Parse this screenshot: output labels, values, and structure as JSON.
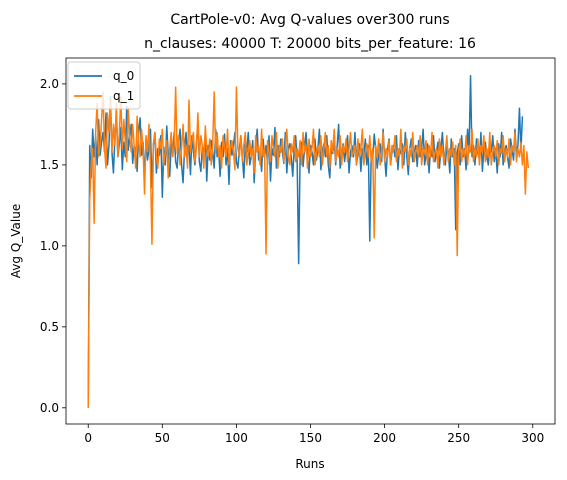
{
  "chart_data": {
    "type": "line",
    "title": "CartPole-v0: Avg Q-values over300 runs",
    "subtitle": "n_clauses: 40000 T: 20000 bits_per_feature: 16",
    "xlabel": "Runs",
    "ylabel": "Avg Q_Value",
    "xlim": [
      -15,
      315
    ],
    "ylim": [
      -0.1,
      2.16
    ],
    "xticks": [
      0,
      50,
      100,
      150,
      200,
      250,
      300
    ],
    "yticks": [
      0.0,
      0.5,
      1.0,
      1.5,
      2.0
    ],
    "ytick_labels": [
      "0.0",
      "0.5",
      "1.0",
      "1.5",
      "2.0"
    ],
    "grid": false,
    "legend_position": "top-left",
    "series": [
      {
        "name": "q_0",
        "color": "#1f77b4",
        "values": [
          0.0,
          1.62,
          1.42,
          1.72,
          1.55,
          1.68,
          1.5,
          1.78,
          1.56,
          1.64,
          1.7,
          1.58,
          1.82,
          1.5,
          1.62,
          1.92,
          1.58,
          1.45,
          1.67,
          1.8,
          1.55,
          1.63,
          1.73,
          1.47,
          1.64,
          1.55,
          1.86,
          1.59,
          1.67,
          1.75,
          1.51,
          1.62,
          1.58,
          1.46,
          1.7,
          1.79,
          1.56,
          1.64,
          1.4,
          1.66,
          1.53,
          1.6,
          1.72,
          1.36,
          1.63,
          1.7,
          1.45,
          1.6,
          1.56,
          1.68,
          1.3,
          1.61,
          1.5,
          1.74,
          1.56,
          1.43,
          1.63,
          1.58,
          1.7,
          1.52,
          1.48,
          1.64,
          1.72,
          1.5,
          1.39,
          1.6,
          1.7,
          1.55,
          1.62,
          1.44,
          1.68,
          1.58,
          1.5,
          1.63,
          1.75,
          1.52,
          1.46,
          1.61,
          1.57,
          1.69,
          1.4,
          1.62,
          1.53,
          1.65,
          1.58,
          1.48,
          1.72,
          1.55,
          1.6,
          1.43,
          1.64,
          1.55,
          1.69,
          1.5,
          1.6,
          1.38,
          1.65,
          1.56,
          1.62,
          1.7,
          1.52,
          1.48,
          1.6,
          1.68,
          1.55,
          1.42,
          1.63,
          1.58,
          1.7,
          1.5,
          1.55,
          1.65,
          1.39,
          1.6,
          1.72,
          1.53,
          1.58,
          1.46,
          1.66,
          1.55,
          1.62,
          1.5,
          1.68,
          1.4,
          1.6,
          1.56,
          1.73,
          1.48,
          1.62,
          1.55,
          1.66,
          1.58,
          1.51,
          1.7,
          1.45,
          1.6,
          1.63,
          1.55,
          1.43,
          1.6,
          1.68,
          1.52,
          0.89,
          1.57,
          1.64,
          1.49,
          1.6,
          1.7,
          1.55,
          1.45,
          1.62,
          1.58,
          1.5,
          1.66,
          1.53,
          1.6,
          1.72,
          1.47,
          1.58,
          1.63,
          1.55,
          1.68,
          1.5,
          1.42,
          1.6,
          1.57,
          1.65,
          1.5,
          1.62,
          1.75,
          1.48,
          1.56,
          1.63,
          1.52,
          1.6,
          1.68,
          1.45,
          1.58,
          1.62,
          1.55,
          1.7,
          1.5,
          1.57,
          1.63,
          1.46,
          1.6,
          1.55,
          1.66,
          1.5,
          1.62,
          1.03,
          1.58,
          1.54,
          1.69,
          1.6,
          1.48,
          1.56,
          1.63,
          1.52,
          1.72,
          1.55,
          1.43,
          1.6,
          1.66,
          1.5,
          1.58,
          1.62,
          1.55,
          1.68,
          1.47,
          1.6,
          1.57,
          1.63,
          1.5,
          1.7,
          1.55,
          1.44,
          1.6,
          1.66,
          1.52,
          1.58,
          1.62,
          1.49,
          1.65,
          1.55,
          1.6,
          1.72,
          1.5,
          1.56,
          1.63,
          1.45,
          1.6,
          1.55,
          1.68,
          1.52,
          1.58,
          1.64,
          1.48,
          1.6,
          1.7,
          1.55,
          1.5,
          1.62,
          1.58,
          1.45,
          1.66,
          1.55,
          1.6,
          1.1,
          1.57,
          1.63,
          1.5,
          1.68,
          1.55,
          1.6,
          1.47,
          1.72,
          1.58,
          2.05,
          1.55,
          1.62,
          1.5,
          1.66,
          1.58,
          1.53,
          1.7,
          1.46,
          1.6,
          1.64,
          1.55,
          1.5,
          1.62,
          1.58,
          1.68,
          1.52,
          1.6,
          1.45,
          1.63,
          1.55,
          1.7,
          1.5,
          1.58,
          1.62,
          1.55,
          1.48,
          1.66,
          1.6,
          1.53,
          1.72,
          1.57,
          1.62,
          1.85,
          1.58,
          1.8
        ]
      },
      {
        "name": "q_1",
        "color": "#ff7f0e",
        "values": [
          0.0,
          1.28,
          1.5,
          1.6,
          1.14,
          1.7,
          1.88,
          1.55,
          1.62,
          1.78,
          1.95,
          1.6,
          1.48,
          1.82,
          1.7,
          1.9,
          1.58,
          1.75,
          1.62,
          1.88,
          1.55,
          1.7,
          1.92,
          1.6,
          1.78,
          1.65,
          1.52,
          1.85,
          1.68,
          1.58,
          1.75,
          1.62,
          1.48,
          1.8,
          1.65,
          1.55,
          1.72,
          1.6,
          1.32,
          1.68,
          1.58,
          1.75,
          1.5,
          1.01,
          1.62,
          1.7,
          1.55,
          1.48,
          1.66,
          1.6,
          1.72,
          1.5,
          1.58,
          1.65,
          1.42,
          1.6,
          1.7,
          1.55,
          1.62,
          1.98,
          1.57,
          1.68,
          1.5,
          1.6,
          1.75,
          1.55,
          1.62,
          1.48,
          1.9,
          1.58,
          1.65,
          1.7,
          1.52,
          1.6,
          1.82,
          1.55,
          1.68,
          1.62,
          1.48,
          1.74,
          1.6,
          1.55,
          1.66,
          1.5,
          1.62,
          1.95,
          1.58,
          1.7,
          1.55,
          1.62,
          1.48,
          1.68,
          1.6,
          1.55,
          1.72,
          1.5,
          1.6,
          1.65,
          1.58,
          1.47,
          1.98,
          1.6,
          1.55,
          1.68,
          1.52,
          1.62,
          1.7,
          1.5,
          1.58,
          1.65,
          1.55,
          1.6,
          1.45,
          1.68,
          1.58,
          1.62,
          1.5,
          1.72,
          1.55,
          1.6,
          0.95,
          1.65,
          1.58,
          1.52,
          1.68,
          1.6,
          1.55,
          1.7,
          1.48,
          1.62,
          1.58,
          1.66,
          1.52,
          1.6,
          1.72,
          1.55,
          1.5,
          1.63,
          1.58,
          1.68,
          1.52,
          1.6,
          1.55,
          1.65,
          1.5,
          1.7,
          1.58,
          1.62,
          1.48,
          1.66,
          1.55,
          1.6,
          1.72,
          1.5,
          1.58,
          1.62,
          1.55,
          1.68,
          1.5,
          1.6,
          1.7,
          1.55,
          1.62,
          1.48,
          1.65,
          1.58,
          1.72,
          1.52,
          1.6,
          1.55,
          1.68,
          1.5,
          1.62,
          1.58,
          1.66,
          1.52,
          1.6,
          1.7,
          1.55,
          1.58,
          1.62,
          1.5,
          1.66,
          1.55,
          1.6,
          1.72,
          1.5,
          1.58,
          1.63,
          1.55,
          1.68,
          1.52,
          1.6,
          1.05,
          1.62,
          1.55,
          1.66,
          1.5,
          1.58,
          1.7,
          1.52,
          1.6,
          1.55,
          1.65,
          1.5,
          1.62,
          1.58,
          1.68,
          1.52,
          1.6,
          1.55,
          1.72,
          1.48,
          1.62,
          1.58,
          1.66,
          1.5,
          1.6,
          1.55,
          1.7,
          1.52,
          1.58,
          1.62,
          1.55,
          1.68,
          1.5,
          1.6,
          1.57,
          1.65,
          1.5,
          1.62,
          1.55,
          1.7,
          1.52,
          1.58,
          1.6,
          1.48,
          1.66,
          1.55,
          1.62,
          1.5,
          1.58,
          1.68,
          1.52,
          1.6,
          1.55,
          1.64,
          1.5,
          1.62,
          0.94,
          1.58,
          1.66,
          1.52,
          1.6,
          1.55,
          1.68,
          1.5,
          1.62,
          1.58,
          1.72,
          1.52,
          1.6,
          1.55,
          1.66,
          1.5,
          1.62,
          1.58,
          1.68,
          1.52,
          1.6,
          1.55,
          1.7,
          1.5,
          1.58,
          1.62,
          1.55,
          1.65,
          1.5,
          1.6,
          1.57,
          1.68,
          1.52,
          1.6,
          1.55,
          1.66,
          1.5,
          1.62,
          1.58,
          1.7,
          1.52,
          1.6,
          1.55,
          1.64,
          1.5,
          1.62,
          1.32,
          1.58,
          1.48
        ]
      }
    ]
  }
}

→ **JOB**:
Scan the data above and copy every line with "values" in it.

→ **WRITTEN REPLY**:
Parse this screenshot: output labels, values, and structure as JSON.
    "title": "CartPole-v0: Avg Q-values over300 runs",
        "values": [
        "values": [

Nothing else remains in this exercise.